WHAT YOU SHOULD DO: In the material below, count the lines with the word "Germany" and state that number only.

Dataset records
---------------

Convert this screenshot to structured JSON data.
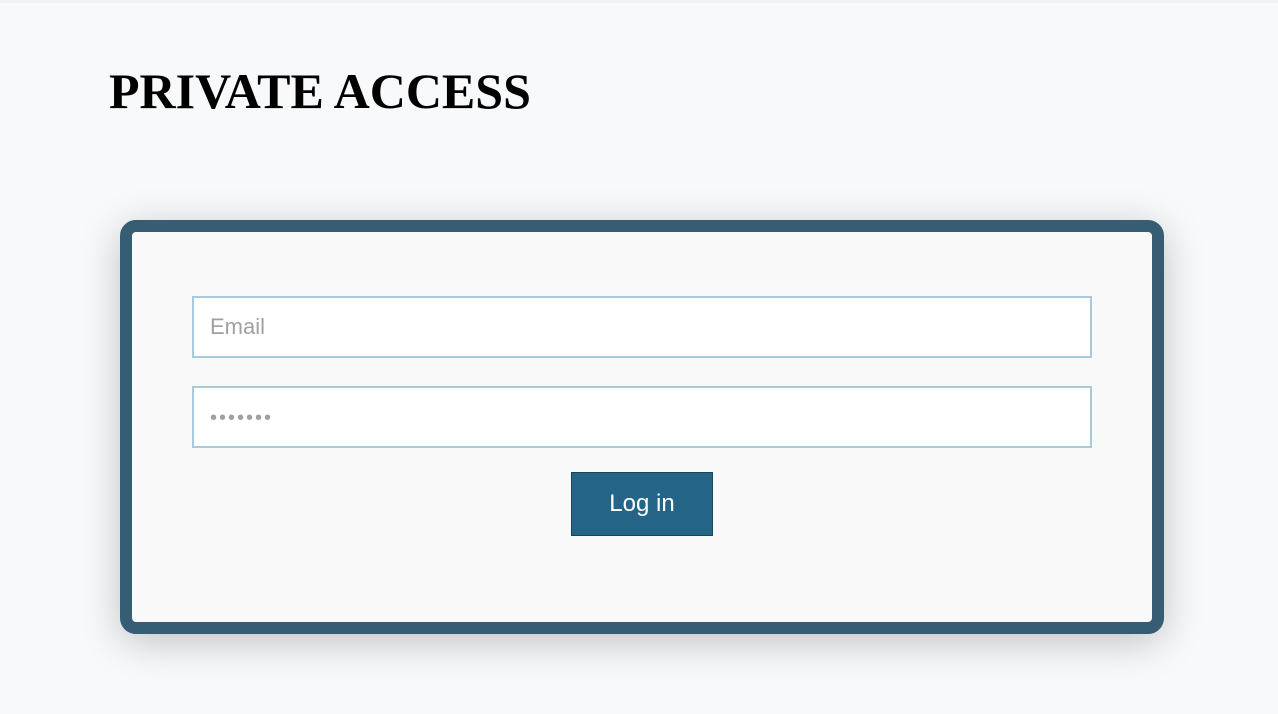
{
  "page": {
    "title": "PRIVATE ACCESS"
  },
  "login_form": {
    "email": {
      "value": "",
      "placeholder": "Email"
    },
    "password": {
      "value": "",
      "placeholder": "•••••••"
    },
    "submit_label": "Log in"
  },
  "colors": {
    "background": "#f8f9fa",
    "card_border": "#365d73",
    "card_fill": "#f9f9f9",
    "input_border": "#a8cadc",
    "button_fill": "#246486",
    "button_text": "#ffffff"
  }
}
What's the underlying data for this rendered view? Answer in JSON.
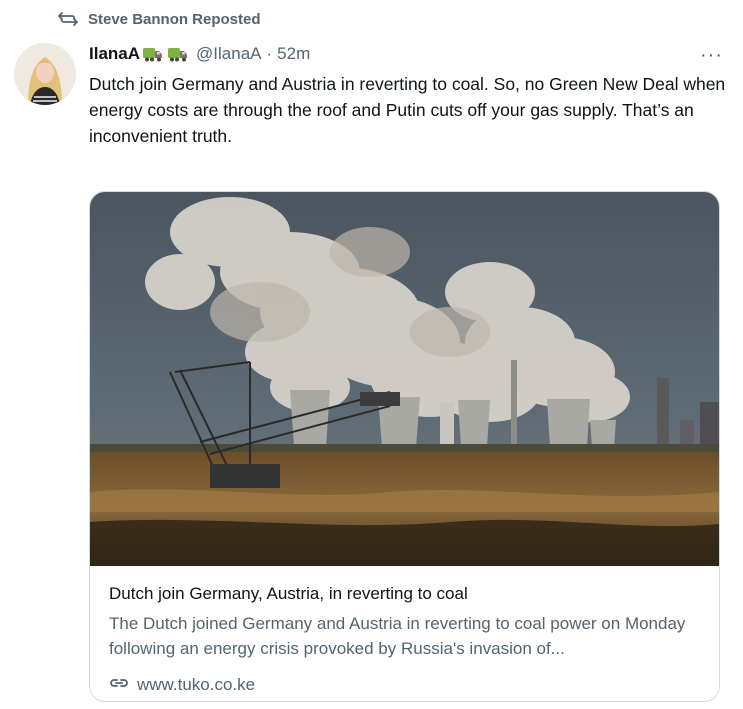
{
  "repost": {
    "label": "Steve Bannon Reposted",
    "icon": "repost-icon"
  },
  "tweet": {
    "author_name": "IlanaA",
    "author_emoji": [
      "truck-emoji",
      "truck-emoji"
    ],
    "handle": "@IlanaA",
    "separator": "·",
    "time": "52m",
    "more_label": "···",
    "text": "Dutch join Germany and Austria in reverting to coal. So, no Green New Deal when energy costs are through the roof and Putin cuts off your gas supply. That’s an inconvenient truth."
  },
  "card": {
    "title": "Dutch join Germany, Austria, in reverting to coal",
    "description": "The Dutch joined Germany and Austria in reverting to coal power on Monday following an energy crisis provoked by Russia's invasion of...",
    "domain": "www.tuko.co.ke",
    "link_icon": "link-icon"
  },
  "colors": {
    "text_primary": "#0f1419",
    "text_secondary": "#536471",
    "card_border": "#cfd9de"
  }
}
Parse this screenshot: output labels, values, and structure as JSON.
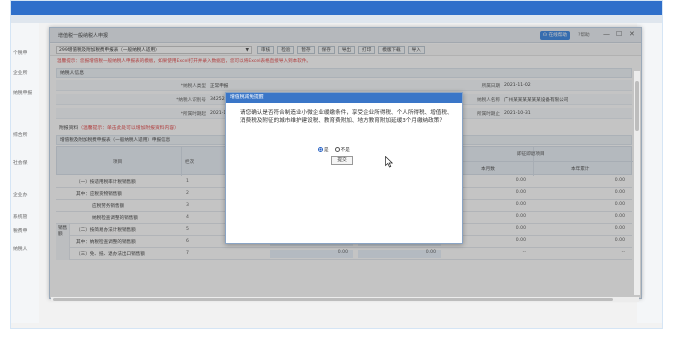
{
  "background": {
    "left_items": [
      "个税申",
      "企业所",
      "纳税申报",
      "综合所",
      "社会保",
      "企业办",
      "系统管",
      "税费申",
      "纳税人"
    ]
  },
  "window": {
    "title": "增值税一般纳税人申报",
    "online_button": "在线帮助",
    "help": "帮助",
    "minimize": "—",
    "maximize": "☐",
    "close": "✕"
  },
  "toolbar": {
    "period": "299增值税及附加税费申报表（一般纳税人适用）",
    "buttons": [
      "审核",
      "检验",
      "暂存",
      "保存",
      "导出",
      "打印",
      "模版下载",
      "导入"
    ]
  },
  "tip": "温馨提示：您报增值税一般纳税人申报表的模板，如果使用Excel打开并录入数据后，您可以将Excel表格直接导入到本软件。",
  "taxpayer": {
    "section_title": "纳税人信息",
    "rows": [
      {
        "label": "*纳税人类型",
        "value": "正常申报",
        "label2": "所属日期",
        "value2": "2021-11-02"
      },
      {
        "label": "*纳税人识别号",
        "value": "342523(",
        "label2": "纳税人名称",
        "value2": "广州某某某某某某设备有限公司"
      },
      {
        "label": "*所属时期起",
        "value": "2021-10-",
        "label2": "所属时期止",
        "value2": "2021-10-31"
      }
    ]
  },
  "attachment": {
    "label": "附报资料",
    "hint": "（温馨提示：单击此处可以增加附报资料内容）"
  },
  "table": {
    "title": "增值税及附加税费申报表（一般纳税人适用）申报信息",
    "headers": {
      "item": "项目",
      "col": "栏次",
      "group": "即征即退项目",
      "month": "本月数",
      "year": "本年累计"
    },
    "rows": [
      {
        "name": "（一）按适用税率计税销售额",
        "idx": "1",
        "v1": "",
        "v2": "",
        "v3": "0.00",
        "v4": "0.00"
      },
      {
        "name": "其中：应税货物销售额",
        "idx": "2",
        "v1": "",
        "v2": "",
        "v3": "0.00",
        "v4": "0.00"
      },
      {
        "name": "应税劳务销售额",
        "idx": "3",
        "v1": "",
        "v2": "",
        "v3": "0.00",
        "v4": "0.00"
      },
      {
        "name": "纳税检查调整的销售额",
        "idx": "4",
        "v1": "",
        "v2": "",
        "v3": "0.00",
        "v4": "0.00"
      },
      {
        "name": "（二）按简易办法计税销售额",
        "idx": "5",
        "v1": "0.00",
        "v2": "0.00",
        "v3": "0.00",
        "v4": "0.00"
      },
      {
        "name": "其中：纳税检查调整的销售额",
        "idx": "6",
        "v1": "0.00",
        "v2": "0.00",
        "v3": "0.00",
        "v4": "0.00"
      },
      {
        "name": "（三）免、抵、退办法出口销售额",
        "idx": "7",
        "v1": "0.00",
        "v2": "0.00",
        "v3": "--",
        "v4": "--"
      }
    ],
    "side_label": "销售额"
  },
  "dialog": {
    "title": "增值税减免提醒",
    "text": "请您确认是否符合制造业小微企业缓缴条件，享受企业所得税、个人所得税、增值税、消费税及附征的城市维护建设税、教育费附加、地方教育附加延缓3个月缴纳政策？",
    "option_yes": "是",
    "option_no": "不是",
    "submit": "提交"
  }
}
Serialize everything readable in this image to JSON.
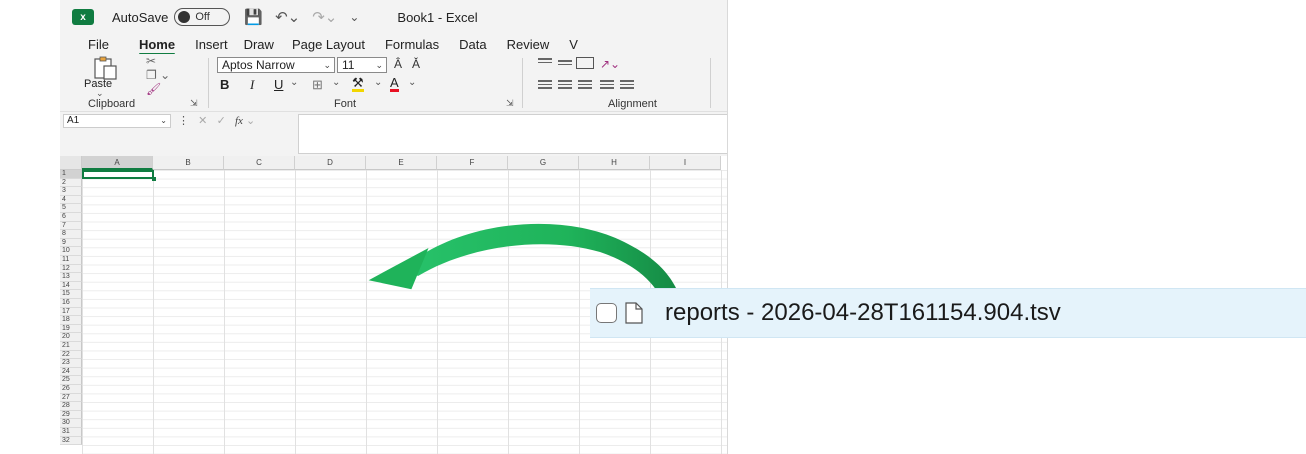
{
  "titlebar": {
    "autosave_label": "AutoSave",
    "autosave_state": "Off",
    "document_title": "Book1  -  Excel"
  },
  "tabs": [
    "File",
    "Home",
    "Insert",
    "Draw",
    "Page Layout",
    "Formulas",
    "Data",
    "Review",
    "V"
  ],
  "ribbon": {
    "clipboard": {
      "paste_label": "Paste",
      "group_label": "Clipboard"
    },
    "font": {
      "font_name": "Aptos Narrow",
      "font_size": "11",
      "group_label": "Font",
      "bold": "B",
      "italic": "I",
      "underline": "U"
    },
    "alignment": {
      "group_label": "Alignment"
    }
  },
  "formula_bar": {
    "name_box": "A1",
    "fx": "fx"
  },
  "sheet": {
    "columns": [
      "A",
      "B",
      "C",
      "D",
      "E",
      "F",
      "G",
      "H",
      "I"
    ],
    "rows": [
      "1",
      "2",
      "3",
      "4",
      "5",
      "6",
      "7",
      "8",
      "9",
      "10",
      "11",
      "12",
      "13",
      "14",
      "15",
      "16",
      "17",
      "18",
      "19",
      "20",
      "21",
      "22",
      "23",
      "24",
      "25",
      "26",
      "27",
      "28",
      "29",
      "30",
      "31",
      "32"
    ],
    "active_cell": "A1"
  },
  "file_item": {
    "name": "reports - 2026-04-28T161154.904.tsv"
  },
  "colors": {
    "excel_green": "#107c41",
    "arrow_green": "#1fb35a",
    "selection_blue": "#e5f3fb"
  }
}
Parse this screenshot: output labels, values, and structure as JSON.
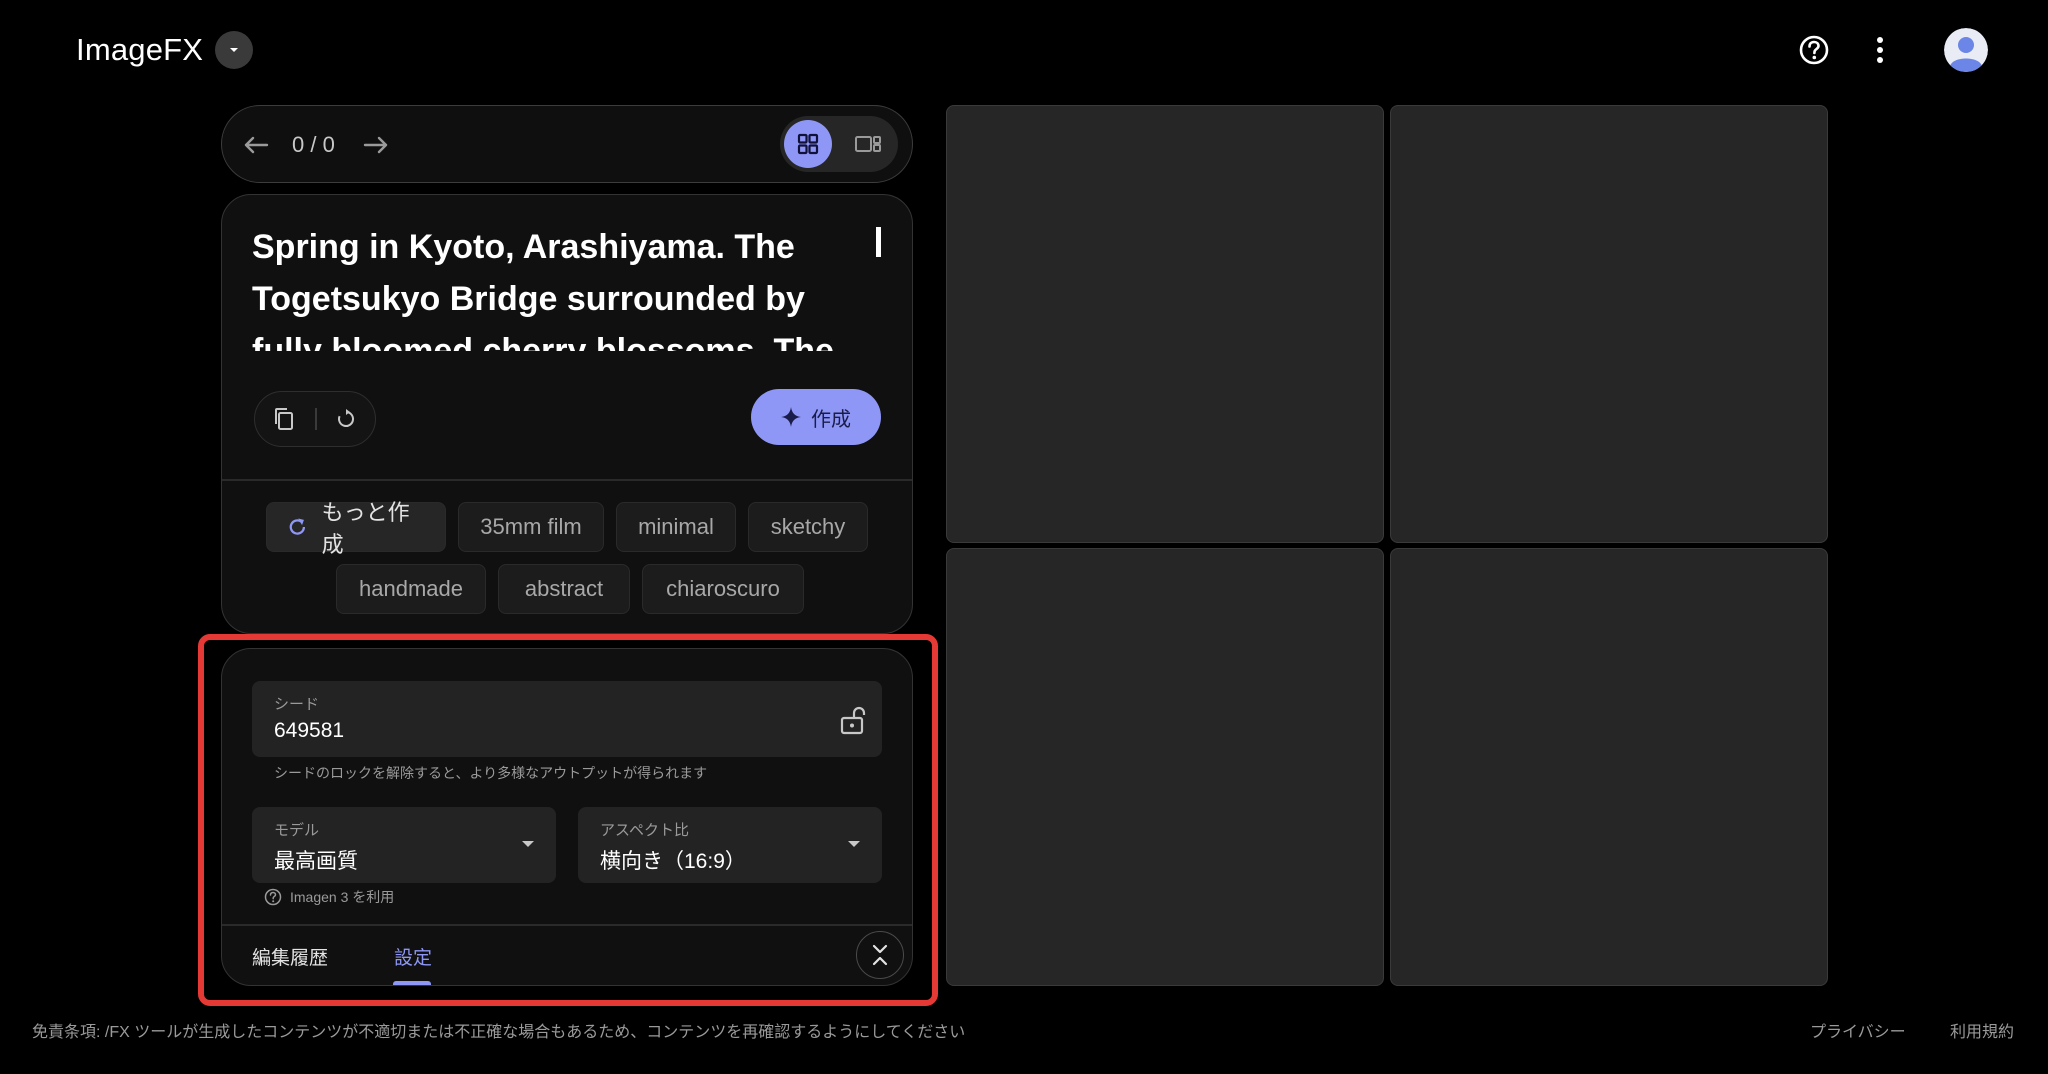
{
  "header": {
    "brand": "ImageFX",
    "help_icon": "help-circle-icon",
    "menu_icon": "more-vertical-icon",
    "avatar_icon": "account-avatar-icon"
  },
  "navigation": {
    "counter": "0 / 0",
    "prev_icon": "arrow-left-icon",
    "next_icon": "arrow-right-icon",
    "view_grid_icon": "grid-view-icon",
    "view_single_icon": "single-view-icon",
    "active_view": "grid"
  },
  "prompt": {
    "text": "Spring in Kyoto, Arashiyama. The Togetsukyo Bridge surrounded by fully bloomed cherry blossoms. The"
  },
  "prompt_tools": {
    "copy_icon": "copy-icon",
    "reset_icon": "reset-icon",
    "create_label": "作成",
    "create_icon": "sparkle-icon"
  },
  "chips": {
    "more_label": "もっと作成",
    "more_icon": "refresh-icon",
    "items": [
      "35mm film",
      "minimal",
      "sketchy",
      "handmade",
      "abstract",
      "chiaroscuro"
    ]
  },
  "settings": {
    "seed_label": "シード",
    "seed_value": "649581",
    "seed_lock_icon": "unlock-icon",
    "seed_helper": "シードのロックを解除すると、より多様なアウトプットが得られます",
    "model_label": "モデル",
    "model_value": "最高画質",
    "aspect_label": "アスペクト比",
    "aspect_value": "横向き（16:9）",
    "model_info": "Imagen 3 を利用",
    "tabs": [
      "編集履歴",
      "設定"
    ],
    "active_tab": "設定",
    "collapse_icon": "collapse-icon"
  },
  "footer": {
    "disclaimer": "免責条項: /FX ツールが生成したコンテンツが不適切または不正確な場合もあるため、コンテンツを再確認するようにしてください",
    "privacy": "プライバシー",
    "terms": "利用規約"
  },
  "colors": {
    "background": "#000000",
    "card": "#101010",
    "accent": "#8e97f5",
    "highlight": "#e53935",
    "tile": "#262626"
  }
}
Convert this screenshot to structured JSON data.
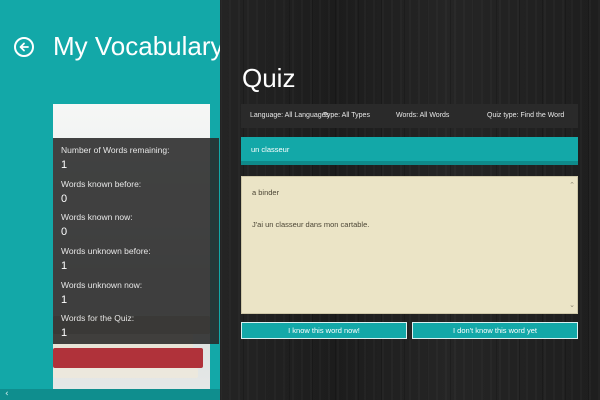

---------------

OUTPUT OF THE EXERCISE: 3